=== Section Start ===

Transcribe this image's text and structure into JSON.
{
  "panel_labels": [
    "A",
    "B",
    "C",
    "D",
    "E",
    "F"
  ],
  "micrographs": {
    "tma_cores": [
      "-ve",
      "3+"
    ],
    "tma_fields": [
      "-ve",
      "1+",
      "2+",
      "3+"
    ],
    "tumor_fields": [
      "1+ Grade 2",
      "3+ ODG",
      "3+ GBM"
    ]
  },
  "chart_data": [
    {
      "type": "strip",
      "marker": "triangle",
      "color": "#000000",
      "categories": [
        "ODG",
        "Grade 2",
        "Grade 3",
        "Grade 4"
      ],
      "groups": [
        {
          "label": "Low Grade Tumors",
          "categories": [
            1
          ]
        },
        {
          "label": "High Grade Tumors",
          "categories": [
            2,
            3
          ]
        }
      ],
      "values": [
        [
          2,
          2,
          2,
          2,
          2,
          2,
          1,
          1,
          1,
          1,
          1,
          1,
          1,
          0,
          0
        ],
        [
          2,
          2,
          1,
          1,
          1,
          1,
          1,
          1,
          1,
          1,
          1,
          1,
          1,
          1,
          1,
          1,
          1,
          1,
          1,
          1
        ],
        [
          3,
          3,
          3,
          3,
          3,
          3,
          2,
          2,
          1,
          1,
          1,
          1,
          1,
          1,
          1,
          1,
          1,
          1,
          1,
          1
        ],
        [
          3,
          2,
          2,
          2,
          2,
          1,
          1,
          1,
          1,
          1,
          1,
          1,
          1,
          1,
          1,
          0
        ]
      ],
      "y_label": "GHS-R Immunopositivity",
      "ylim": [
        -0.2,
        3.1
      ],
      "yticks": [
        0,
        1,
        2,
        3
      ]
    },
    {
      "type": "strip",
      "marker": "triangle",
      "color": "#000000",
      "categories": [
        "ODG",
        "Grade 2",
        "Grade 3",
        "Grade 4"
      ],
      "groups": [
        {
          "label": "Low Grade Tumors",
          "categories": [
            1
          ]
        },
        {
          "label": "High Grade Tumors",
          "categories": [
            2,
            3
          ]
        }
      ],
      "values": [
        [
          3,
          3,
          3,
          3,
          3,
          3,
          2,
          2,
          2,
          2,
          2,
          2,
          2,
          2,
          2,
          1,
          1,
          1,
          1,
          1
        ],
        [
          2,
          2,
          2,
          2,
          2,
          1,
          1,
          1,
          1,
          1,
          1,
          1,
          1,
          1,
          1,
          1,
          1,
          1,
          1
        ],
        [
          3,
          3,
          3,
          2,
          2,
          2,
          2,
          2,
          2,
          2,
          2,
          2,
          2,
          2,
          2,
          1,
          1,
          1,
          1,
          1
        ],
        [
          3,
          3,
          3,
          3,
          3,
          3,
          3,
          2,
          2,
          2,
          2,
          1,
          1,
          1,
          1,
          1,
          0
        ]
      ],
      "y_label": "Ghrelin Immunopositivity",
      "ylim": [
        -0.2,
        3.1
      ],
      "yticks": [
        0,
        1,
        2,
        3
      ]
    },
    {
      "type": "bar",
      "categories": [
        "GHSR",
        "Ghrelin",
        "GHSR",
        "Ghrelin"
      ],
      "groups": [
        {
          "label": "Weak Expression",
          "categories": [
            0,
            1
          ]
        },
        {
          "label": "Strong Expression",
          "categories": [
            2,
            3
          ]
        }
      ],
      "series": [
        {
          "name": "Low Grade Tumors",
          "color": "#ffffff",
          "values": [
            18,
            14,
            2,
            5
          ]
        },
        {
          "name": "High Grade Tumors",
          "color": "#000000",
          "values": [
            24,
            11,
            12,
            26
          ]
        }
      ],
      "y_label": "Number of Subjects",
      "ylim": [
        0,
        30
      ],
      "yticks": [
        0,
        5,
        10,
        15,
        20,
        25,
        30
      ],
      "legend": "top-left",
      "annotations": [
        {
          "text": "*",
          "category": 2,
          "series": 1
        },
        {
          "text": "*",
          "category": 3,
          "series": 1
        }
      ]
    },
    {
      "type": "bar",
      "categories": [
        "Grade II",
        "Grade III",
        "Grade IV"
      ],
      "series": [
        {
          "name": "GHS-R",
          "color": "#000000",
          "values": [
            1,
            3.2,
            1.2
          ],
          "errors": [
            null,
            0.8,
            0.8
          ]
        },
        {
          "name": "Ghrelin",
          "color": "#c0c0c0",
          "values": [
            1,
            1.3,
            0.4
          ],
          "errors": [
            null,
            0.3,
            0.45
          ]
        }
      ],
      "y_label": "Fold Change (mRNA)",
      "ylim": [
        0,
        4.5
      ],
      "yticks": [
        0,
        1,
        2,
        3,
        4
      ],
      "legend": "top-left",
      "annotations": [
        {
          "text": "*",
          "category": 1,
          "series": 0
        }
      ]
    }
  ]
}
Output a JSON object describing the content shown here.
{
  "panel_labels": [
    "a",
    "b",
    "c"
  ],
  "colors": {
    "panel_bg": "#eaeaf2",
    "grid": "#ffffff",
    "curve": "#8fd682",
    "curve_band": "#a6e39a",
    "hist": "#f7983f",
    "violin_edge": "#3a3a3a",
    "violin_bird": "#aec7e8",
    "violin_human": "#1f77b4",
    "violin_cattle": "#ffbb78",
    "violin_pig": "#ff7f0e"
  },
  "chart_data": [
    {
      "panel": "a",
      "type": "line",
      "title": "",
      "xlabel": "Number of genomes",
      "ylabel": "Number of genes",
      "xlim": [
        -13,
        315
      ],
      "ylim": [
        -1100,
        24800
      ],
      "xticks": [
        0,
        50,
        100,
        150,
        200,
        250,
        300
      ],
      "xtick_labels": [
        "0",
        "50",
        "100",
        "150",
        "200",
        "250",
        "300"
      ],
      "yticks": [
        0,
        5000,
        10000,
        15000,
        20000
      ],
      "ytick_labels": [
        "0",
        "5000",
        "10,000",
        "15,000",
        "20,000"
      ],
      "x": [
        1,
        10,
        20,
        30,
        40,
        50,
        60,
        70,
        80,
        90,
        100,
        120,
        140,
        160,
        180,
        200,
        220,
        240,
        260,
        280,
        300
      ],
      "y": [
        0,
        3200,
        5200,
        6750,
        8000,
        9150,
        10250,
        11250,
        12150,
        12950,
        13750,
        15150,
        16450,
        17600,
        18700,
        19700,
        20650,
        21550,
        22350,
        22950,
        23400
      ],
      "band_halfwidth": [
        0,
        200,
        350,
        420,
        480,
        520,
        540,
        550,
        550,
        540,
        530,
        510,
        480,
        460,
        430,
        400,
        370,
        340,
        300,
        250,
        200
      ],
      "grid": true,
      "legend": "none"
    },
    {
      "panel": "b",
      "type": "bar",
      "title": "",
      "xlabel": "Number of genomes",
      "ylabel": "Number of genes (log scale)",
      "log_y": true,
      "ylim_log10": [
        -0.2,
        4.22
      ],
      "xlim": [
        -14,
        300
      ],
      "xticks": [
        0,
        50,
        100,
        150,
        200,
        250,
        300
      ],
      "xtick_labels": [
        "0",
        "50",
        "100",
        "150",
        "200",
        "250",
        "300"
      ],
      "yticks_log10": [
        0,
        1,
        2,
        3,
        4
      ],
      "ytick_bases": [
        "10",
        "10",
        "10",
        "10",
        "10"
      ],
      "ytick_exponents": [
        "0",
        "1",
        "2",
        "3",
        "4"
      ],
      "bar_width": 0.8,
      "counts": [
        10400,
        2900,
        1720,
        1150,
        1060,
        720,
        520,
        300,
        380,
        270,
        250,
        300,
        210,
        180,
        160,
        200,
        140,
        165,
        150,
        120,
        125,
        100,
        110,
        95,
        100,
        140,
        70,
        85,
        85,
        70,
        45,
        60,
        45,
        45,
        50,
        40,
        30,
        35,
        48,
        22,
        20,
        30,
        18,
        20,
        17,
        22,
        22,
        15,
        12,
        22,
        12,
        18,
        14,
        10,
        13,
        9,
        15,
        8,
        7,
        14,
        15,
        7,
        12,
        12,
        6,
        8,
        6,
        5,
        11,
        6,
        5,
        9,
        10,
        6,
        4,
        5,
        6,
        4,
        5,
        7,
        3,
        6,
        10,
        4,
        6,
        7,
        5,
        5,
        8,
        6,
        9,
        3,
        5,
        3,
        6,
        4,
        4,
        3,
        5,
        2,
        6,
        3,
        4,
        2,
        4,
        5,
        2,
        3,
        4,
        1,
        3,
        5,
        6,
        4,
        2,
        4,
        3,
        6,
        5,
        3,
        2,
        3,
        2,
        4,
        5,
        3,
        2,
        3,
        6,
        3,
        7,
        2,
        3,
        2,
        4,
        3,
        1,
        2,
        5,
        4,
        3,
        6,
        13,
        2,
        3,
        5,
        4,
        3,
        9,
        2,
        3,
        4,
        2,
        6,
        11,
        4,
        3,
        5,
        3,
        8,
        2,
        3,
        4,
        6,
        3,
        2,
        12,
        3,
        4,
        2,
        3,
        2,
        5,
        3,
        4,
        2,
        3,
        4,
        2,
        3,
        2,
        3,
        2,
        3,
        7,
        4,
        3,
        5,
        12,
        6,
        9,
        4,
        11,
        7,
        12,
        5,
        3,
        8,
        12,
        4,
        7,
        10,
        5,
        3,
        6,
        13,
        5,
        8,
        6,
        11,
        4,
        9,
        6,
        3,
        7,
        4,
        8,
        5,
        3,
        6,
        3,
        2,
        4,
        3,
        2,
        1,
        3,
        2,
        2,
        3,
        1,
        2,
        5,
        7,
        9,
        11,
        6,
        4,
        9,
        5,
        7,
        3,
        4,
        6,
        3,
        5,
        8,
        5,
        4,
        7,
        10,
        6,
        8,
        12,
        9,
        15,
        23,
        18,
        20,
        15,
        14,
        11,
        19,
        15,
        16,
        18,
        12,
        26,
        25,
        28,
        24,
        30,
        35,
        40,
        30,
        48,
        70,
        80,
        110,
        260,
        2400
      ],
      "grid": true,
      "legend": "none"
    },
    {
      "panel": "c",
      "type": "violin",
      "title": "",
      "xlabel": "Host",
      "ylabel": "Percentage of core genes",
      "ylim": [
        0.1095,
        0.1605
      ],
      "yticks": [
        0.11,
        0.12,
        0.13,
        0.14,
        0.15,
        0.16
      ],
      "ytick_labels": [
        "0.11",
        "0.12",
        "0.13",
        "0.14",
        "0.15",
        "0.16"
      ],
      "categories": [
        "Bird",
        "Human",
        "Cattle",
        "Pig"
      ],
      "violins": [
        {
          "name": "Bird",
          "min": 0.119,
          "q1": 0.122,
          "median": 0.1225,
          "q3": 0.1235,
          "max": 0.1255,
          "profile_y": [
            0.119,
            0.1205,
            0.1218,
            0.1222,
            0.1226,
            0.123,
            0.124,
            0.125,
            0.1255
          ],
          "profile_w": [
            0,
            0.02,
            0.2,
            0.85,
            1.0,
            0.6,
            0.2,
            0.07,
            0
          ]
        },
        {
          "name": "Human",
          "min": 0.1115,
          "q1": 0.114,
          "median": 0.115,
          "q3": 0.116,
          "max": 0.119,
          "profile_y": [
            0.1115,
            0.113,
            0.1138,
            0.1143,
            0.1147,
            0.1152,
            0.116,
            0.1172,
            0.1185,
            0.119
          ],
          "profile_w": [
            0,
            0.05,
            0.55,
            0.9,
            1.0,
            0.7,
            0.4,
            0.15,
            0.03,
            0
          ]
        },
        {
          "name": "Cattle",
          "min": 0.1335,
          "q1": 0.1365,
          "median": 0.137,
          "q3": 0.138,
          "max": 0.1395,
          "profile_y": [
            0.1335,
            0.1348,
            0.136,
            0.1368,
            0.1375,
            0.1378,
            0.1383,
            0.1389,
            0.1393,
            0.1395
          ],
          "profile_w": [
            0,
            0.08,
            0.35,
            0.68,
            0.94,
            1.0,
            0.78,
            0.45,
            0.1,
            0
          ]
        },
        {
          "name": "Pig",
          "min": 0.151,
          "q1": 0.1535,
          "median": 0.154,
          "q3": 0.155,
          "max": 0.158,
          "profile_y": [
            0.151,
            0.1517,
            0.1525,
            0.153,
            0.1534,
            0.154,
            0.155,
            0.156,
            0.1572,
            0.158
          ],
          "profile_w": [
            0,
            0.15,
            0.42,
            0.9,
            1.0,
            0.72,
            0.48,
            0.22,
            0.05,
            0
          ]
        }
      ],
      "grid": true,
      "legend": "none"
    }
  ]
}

=== Section End ===

• WHAT TO PRODUCE
Look through the records and gather every line containing "Ghrelin".

• TASK RESPONSE
      "y_label": "Ghrelin Immunopositivity",
        "Ghrelin",
        "Ghrelin"
          "name": "Ghrelin",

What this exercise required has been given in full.